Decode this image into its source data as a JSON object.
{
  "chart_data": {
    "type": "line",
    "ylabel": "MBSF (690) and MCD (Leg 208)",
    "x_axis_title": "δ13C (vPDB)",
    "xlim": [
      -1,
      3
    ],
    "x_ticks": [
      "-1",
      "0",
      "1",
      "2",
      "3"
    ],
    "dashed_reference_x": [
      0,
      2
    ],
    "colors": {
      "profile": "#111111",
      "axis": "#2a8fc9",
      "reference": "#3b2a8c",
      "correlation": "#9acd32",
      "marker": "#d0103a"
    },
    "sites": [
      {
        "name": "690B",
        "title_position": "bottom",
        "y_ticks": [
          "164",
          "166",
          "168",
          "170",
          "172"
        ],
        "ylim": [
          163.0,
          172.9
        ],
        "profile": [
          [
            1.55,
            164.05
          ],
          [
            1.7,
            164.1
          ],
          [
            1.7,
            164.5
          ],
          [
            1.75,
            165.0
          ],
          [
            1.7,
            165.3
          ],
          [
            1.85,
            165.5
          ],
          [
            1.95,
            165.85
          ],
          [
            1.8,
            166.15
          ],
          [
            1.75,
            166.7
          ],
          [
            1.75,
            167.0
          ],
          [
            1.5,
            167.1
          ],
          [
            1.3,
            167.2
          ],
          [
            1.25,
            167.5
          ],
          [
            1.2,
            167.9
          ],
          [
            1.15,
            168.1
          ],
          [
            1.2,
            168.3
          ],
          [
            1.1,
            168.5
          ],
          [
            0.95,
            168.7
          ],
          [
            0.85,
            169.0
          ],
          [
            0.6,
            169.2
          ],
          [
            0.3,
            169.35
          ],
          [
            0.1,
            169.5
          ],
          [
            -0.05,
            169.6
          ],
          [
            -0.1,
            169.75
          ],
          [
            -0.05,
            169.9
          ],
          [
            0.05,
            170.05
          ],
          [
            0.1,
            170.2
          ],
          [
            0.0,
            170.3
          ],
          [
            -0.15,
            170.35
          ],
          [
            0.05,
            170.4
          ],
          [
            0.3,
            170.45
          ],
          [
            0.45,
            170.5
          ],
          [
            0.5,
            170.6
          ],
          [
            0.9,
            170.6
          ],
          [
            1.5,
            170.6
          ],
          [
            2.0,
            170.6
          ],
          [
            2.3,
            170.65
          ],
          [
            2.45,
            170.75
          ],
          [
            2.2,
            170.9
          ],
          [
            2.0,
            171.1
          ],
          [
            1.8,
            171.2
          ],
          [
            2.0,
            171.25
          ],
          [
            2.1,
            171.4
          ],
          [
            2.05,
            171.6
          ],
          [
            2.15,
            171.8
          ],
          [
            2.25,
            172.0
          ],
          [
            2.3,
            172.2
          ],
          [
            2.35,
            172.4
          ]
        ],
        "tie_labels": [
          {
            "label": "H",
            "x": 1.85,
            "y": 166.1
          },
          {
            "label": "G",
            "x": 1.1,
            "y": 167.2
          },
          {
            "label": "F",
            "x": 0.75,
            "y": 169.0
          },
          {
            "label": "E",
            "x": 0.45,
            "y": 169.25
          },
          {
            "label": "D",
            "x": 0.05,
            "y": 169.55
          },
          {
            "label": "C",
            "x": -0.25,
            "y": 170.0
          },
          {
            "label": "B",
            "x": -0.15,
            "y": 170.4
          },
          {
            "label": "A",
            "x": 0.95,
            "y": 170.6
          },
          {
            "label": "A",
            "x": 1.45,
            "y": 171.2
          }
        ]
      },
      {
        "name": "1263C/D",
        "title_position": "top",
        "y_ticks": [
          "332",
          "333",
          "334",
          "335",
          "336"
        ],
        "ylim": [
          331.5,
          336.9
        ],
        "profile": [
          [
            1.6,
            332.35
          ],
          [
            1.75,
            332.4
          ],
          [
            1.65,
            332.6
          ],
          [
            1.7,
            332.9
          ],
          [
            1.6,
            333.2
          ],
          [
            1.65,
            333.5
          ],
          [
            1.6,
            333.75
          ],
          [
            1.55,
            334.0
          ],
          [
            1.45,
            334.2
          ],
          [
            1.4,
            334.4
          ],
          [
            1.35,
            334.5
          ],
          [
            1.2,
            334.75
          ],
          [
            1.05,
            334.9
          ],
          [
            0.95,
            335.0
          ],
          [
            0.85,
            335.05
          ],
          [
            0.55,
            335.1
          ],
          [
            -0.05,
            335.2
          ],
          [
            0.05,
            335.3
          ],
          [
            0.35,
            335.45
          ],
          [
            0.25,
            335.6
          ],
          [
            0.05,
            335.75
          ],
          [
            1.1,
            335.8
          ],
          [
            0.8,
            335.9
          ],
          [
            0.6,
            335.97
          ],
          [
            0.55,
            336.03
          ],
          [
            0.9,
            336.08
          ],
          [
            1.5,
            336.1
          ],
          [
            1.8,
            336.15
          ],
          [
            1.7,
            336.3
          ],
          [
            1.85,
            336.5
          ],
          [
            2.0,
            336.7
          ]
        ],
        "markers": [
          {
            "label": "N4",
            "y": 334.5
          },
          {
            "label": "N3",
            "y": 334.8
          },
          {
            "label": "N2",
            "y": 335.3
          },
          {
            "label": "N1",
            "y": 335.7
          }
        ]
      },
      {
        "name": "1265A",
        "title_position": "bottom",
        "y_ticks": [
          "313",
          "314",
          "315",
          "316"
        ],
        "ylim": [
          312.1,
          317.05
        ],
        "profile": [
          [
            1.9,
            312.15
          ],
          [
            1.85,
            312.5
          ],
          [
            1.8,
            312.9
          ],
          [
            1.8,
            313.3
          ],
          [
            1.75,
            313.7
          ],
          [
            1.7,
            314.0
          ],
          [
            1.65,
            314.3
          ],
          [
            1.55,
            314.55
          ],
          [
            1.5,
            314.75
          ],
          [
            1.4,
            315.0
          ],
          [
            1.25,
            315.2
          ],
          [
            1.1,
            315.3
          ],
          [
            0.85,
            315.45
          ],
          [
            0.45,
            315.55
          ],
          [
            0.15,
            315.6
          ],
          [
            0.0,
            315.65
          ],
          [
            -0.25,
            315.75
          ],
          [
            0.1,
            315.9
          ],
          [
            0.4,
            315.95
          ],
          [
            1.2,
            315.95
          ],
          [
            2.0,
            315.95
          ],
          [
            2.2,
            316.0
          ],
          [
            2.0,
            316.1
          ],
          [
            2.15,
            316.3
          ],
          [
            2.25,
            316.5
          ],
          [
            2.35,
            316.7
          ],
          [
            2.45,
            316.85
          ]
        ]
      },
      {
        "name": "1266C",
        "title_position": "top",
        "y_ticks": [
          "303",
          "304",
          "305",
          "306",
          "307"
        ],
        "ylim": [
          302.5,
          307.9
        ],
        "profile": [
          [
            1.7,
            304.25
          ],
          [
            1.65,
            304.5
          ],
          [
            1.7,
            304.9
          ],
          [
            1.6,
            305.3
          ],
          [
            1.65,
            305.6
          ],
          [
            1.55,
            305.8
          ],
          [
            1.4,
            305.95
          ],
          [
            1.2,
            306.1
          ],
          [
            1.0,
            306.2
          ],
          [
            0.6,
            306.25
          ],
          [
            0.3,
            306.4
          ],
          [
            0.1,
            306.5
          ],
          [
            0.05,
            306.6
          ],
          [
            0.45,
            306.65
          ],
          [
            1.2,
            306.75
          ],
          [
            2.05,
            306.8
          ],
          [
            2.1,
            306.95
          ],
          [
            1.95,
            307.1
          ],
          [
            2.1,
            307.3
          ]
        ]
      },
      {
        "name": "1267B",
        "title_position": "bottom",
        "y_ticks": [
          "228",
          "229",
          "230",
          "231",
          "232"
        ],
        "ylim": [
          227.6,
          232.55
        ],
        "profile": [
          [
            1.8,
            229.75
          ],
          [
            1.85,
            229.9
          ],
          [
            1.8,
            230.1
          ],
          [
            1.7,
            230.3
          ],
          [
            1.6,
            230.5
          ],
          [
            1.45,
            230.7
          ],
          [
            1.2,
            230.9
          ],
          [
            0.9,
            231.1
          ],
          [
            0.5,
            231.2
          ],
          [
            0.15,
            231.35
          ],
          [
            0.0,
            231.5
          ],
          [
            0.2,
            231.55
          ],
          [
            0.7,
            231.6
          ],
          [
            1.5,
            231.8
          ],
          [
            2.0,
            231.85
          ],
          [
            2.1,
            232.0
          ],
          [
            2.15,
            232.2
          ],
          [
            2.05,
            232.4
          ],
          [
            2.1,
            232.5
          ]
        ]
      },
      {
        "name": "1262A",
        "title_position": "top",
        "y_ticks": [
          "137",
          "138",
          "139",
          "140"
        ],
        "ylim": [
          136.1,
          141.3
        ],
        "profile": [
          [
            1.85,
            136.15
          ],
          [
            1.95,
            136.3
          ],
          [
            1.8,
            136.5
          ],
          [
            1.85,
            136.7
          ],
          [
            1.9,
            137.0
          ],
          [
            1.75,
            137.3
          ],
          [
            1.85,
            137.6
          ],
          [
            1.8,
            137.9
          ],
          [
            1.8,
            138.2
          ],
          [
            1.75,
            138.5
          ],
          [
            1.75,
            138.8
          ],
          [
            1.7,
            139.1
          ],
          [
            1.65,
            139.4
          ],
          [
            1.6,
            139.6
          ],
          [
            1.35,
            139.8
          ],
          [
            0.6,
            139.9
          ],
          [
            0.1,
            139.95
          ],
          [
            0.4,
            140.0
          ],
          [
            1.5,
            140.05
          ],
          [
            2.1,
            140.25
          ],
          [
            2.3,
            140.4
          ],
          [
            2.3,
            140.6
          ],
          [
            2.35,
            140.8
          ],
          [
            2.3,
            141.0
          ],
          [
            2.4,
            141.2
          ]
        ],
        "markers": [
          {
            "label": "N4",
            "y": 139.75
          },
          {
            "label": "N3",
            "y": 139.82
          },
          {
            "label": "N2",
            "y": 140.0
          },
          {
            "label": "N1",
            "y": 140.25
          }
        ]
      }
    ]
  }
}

■ Short problem: Pick out every line holding the string "name" and return it.

■ Task solution:
        "name": "690B",
        "name": "1263C/D",
        "name": "1265A",
        "name": "1266C",
        "name": "1267B",
        "name": "1262A",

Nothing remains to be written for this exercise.